**Task inputs:**
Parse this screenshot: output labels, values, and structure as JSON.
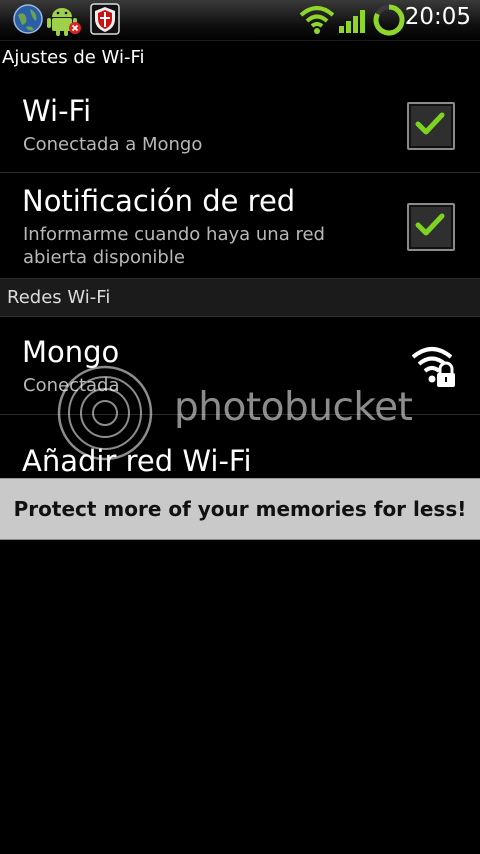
{
  "status_bar": {
    "left_icons": [
      "globe-icon",
      "android-debug-icon",
      "shield-app-icon"
    ],
    "right_icons": [
      "wifi-signal-icon",
      "cell-signal-icon",
      "sync-icon"
    ],
    "time": "20:05"
  },
  "title": "Ajustes de Wi-Fi",
  "settings": {
    "wifi": {
      "title": "Wi-Fi",
      "subtitle": "Conectada a Mongo",
      "checked": true
    },
    "notification": {
      "title": "Notificación de red",
      "subtitle_line1": "Informarme cuando haya una red",
      "subtitle_line2": "abierta disponible",
      "checked": true
    }
  },
  "section_header": "Redes Wi-Fi",
  "networks": [
    {
      "name": "Mongo",
      "status": "Conectada",
      "icon": "wifi-lock-icon"
    }
  ],
  "add_network": "Añadir red Wi-Fi",
  "watermark": {
    "text": "photobucket"
  },
  "banner": "Protect more of your memories for less!",
  "colors": {
    "check_green": "#7ed321",
    "signal_green": "#8fd62a",
    "banner_bg": "#c9c9c9"
  }
}
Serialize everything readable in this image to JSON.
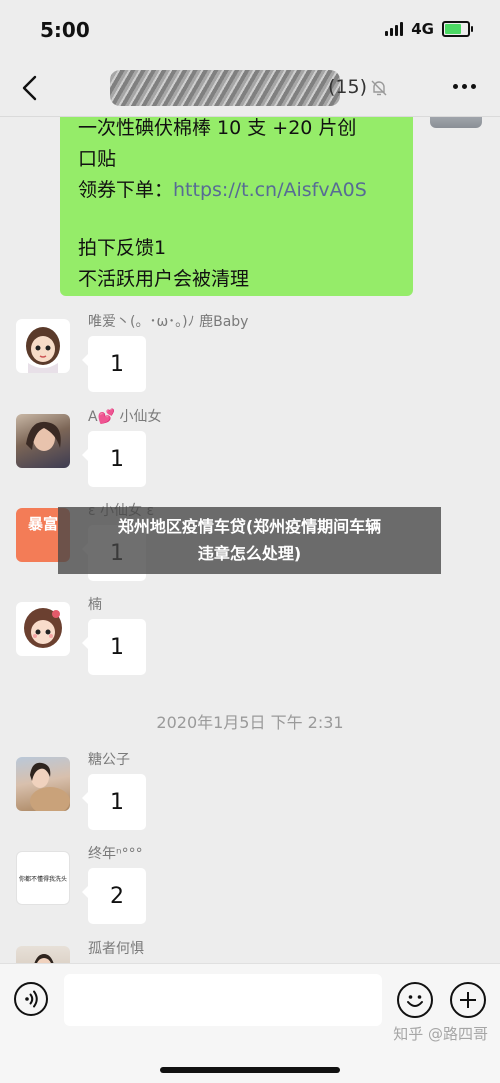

**Challenge:** Write the material out again exactly as it appears, dropping the pictures.

**Worked answer:**
Parse this screenshot: output labels, values, and structure as JSON.
{
  "status_bar": {
    "left_icons": [
      "globe-icon",
      "android-debug-icon",
      "shield-app-icon"
    ],
    "right_icons": [
      "wifi-signal-icon",
      "cell-signal-icon",
      "sync-icon"
    ],
    "time": "20:05"
  },
  "title": "Ajustes de Wi-Fi",
  "settings": {
    "wifi": {
      "title": "Wi-Fi",
      "subtitle": "Conectada a Mongo",
      "checked": true
    },
    "notification": {
      "title": "Notificación de red",
      "subtitle_line1": "Informarme cuando haya una red",
      "subtitle_line2": "abierta disponible",
      "checked": true
    }
  },
  "section_header": "Redes Wi-Fi",
  "networks": [
    {
      "name": "Mongo",
      "status": "Conectada",
      "icon": "wifi-lock-icon"
    }
  ],
  "add_network": "Añadir red Wi-Fi",
  "watermark": {
    "text": "photobucket"
  },
  "banner": "Protect more of your memories for less!",
  "colors": {
    "check_green": "#7ed321",
    "signal_green": "#8fd62a",
    "banner_bg": "#c9c9c9"
  }
}
Serialize everything readable in this image to JSON.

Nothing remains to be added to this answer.